## What to work on
Copy out every record precisely.

━━━━━━━━

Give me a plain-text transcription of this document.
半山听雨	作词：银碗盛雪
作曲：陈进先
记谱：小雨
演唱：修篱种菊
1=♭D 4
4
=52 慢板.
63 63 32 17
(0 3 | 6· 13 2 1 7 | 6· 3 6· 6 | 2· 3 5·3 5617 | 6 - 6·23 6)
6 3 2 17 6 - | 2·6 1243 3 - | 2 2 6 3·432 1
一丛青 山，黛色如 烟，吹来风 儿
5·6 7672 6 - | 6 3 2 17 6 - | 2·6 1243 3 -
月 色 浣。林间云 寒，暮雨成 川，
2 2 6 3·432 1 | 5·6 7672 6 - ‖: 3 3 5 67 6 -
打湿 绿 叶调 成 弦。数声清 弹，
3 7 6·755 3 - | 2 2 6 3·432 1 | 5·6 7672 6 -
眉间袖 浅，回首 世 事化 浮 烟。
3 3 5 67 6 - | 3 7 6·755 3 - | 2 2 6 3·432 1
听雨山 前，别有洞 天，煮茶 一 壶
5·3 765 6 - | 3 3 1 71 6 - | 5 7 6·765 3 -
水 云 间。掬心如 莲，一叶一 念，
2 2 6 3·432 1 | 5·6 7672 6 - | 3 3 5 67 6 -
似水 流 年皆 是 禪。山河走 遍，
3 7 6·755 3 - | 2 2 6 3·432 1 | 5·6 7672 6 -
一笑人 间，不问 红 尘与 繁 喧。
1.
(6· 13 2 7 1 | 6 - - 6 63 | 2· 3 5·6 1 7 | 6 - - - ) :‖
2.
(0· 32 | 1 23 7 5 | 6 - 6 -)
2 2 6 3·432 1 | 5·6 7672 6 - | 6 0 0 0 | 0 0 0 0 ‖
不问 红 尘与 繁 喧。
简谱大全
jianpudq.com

━━━━━━━━

## Output below
Give me a plain-text transcription of this document.
半山听雨	作词：银碗盛雪
作曲：陈进先
记谱：小雨
演唱：修篱种菊
1=♭D 4
4
=52 慢板.
63 63 32 17
(0 3 | 6· 13 2 1 7 | 6· 3 6· 6 | 2· 3 5·3 5617 | 6 - 6·23 6)
6 3 2 17 6 - | 2·6 1243 3 - | 2 2 6 3·432 1
一丛青 山，黛色如 烟，吹来风 儿
5·6 7672 6 - | 6 3 2 17 6 - | 2·6 1243 3 -
月 色 浣。林间云 寒，暮雨成 川，
2 2 6 3·432 1 | 5·6 7672 6 - ‖: 3 3 5 67 6 -
打湿 绿 叶调 成 弦。数声清 弹，
3 7 6·755 3 - | 2 2 6 3·432 1 | 5·6 7672 6 -
眉间袖 浅，回首 世 事化 浮 烟。
3 3 5 67 6 - | 3 7 6·755 3 - | 2 2 6 3·432 1
听雨山 前，别有洞 天，煮茶 一 壶
5·3 765 6 - | 3 3 1 71 6 - | 5 7 6·765 3 -
水 云 间。掬心如 莲，一叶一 念，
2 2 6 3·432 1 | 5·6 7672 6 - | 3 3 5 67 6 -
似水 流 年皆 是 禪。山河走 遍，
3 7 6·755 3 - | 2 2 6 3·432 1 | 5·6 7672 6 -
一笑人 间，不问 红 尘与 繁 喧。
1.
(6· 13 2 7 1 | 6 - - 6 63 | 2· 3 5·6 1 7 | 6 - - - ) :‖
2.
(0· 32 | 1 23 7 5 | 6 - 6 -)
2 2 6 3·432 1 | 5·6 7672 6 - | 6 0 0 0 | 0 0 0 0 ‖
不问 红 尘与 繁 喧。
简谱大全
jianpudq.com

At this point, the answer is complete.